(Stored entries)
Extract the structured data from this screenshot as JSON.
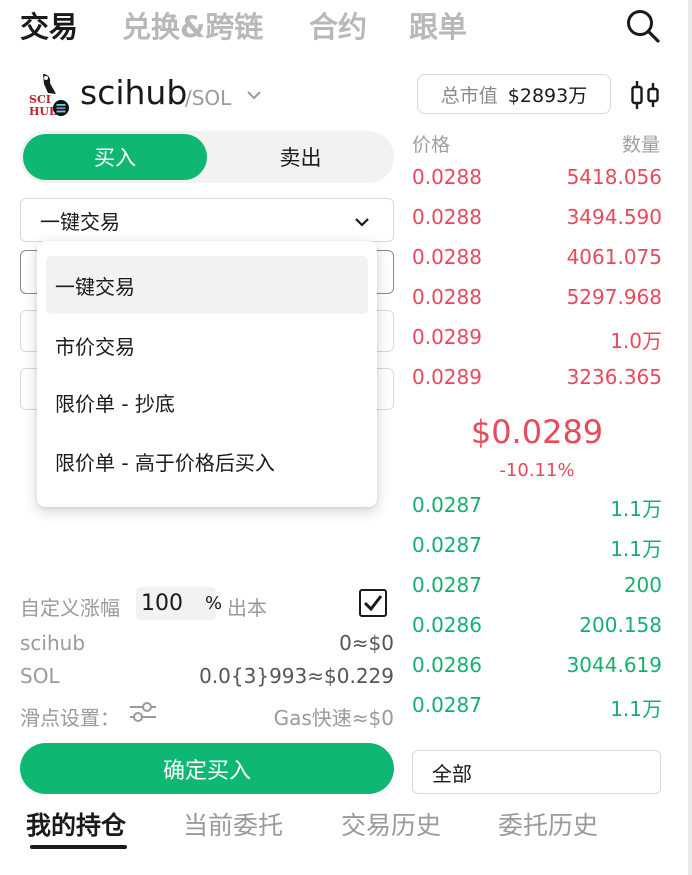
{
  "top_tabs": [
    {
      "label": "交易",
      "active": true
    },
    {
      "label": "兑换&跨链",
      "active": false
    },
    {
      "label": "合约",
      "active": false
    },
    {
      "label": "跟单",
      "active": false
    }
  ],
  "token": {
    "logo_text_top": "SCI",
    "logo_text_bottom": "HUB",
    "name": "scihub",
    "pair": "/SOL",
    "market_cap_label": "总市值",
    "market_cap_value": "$2893万"
  },
  "trade_toggle": {
    "buy": "买入",
    "sell": "卖出"
  },
  "order_type": {
    "selected": "一键交易",
    "options": [
      "一键交易",
      "市价交易",
      "限价单 - 抄底",
      "限价单 - 高于价格后买入"
    ]
  },
  "form": {
    "custom_rise_label": "自定义涨幅",
    "custom_rise_value": "100",
    "percent_sign": "%",
    "take_profit_label": "出本",
    "token_symbol": "scihub",
    "token_balance": "0≈$0",
    "sol_symbol": "SOL",
    "sol_balance": "0.0{3}993≈$0.229",
    "slippage_label": "滑点设置：",
    "gas_label": "Gas快速≈$0",
    "confirm_label": "确定买入"
  },
  "order_book": {
    "price_header": "价格",
    "qty_header": "数量",
    "asks": [
      {
        "price": "0.0288",
        "qty": "5418.056"
      },
      {
        "price": "0.0288",
        "qty": "3494.590"
      },
      {
        "price": "0.0288",
        "qty": "4061.075"
      },
      {
        "price": "0.0288",
        "qty": "5297.968"
      },
      {
        "price": "0.0289",
        "qty": "1.0万"
      },
      {
        "price": "0.0289",
        "qty": "3236.365"
      }
    ],
    "last_price": "$0.0289",
    "change": "-10.11%",
    "bids": [
      {
        "price": "0.0287",
        "qty": "1.1万"
      },
      {
        "price": "0.0287",
        "qty": "1.1万"
      },
      {
        "price": "0.0287",
        "qty": "200"
      },
      {
        "price": "0.0286",
        "qty": "200.158"
      },
      {
        "price": "0.0286",
        "qty": "3044.619"
      },
      {
        "price": "0.0287",
        "qty": "1.1万"
      }
    ],
    "filter_value": "全部"
  },
  "bottom_tabs": [
    {
      "label": "我的持仓",
      "active": true
    },
    {
      "label": "当前委托",
      "active": false
    },
    {
      "label": "交易历史",
      "active": false
    },
    {
      "label": "委托历史",
      "active": false
    }
  ],
  "colors": {
    "accent_green": "#0fb872",
    "ask_red": "#e8495b",
    "bid_green": "#14b06e"
  }
}
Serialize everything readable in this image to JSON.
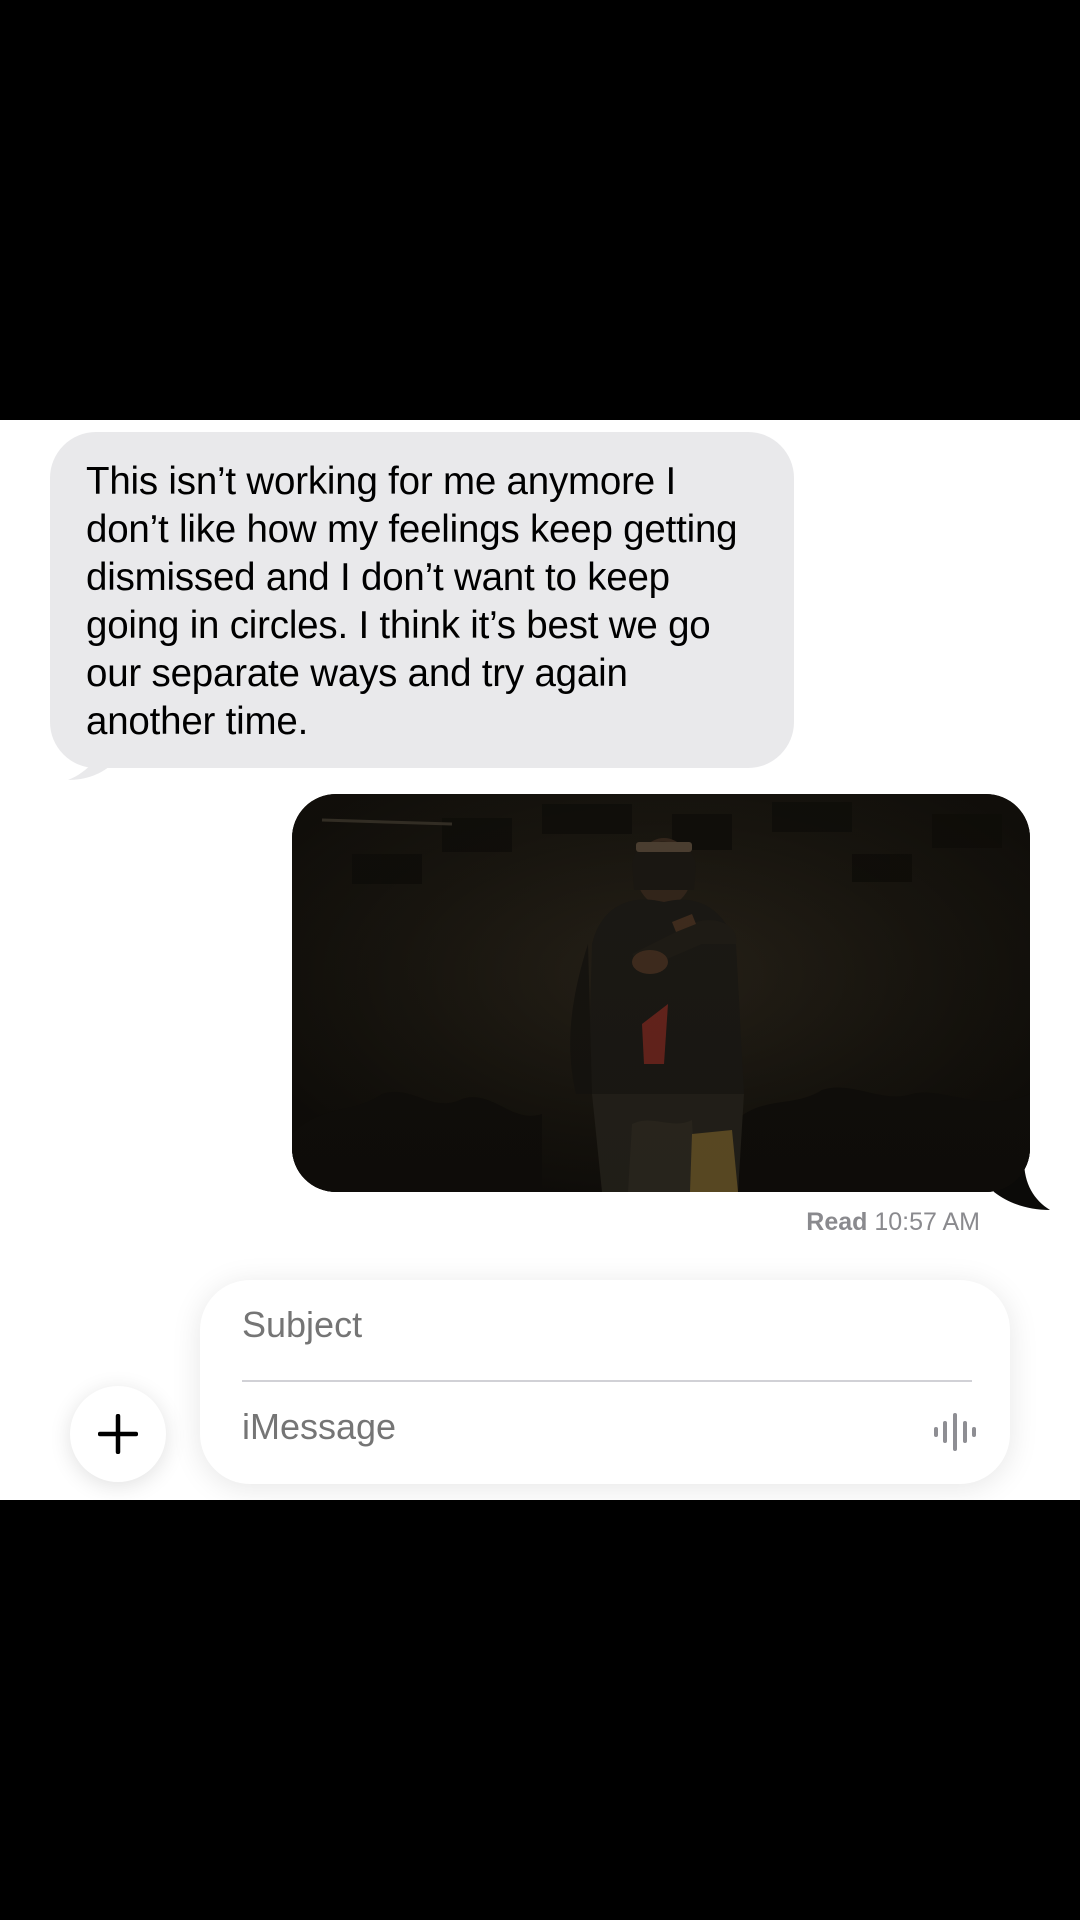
{
  "conversation": {
    "incoming_message": {
      "text": "This isn’t working for me anymore I don’t like how my feelings keep getting dismissed and I don’t want to keep going in circles. I think it’s best we go our separate ways and try again another time."
    },
    "outgoing_media": {
      "type": "image"
    },
    "receipt": {
      "label": "Read",
      "time": "10:57 AM"
    }
  },
  "compose": {
    "subject_placeholder": "Subject",
    "message_placeholder": "iMessage",
    "plus_icon": "plus-icon",
    "dictation_icon": "waveform-icon"
  },
  "colors": {
    "incoming_bubble": "#e9e9eb",
    "background": "#ffffff",
    "letterbox": "#000000",
    "receipt_text": "#8a8a8e",
    "placeholder_text": "#b3b3b7"
  }
}
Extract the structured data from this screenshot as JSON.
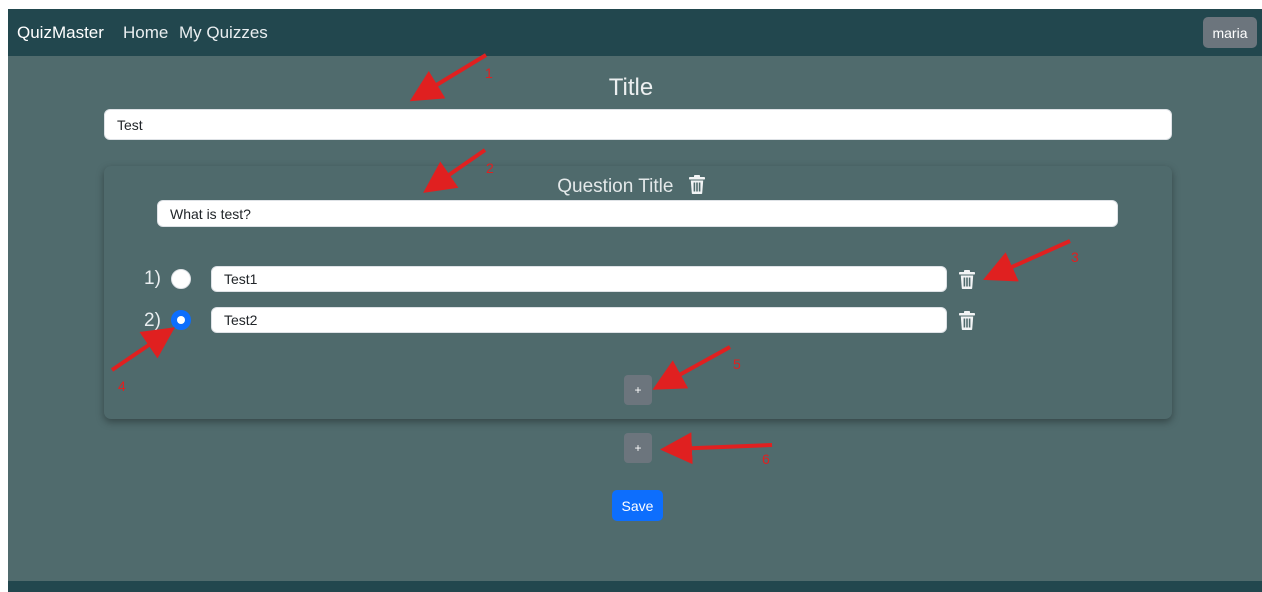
{
  "nav": {
    "brand": "QuizMaster",
    "links": [
      "Home",
      "My Quizzes"
    ],
    "user": "maria"
  },
  "quiz": {
    "title_heading": "Title",
    "title_value": "Test",
    "question_heading": "Question Title",
    "question_value": "What is test?",
    "options": [
      {
        "number": "1)",
        "value": "Test1",
        "selected": false
      },
      {
        "number": "2)",
        "value": "Test2",
        "selected": true
      }
    ],
    "add_option_label": "+",
    "add_question_label": "+",
    "save_label": "Save"
  },
  "annotations": [
    "1",
    "2",
    "3",
    "4",
    "5",
    "6"
  ],
  "colors": {
    "navbar": "#22474e",
    "background": "#506b6d",
    "accent": "#0d6efd",
    "secondary_button": "#6c757d",
    "annotation": "#e02020"
  },
  "icons": [
    "trash-icon"
  ]
}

The exercise
Count how many lines of the listing above include "image" and report that number alone.

Response to this task
2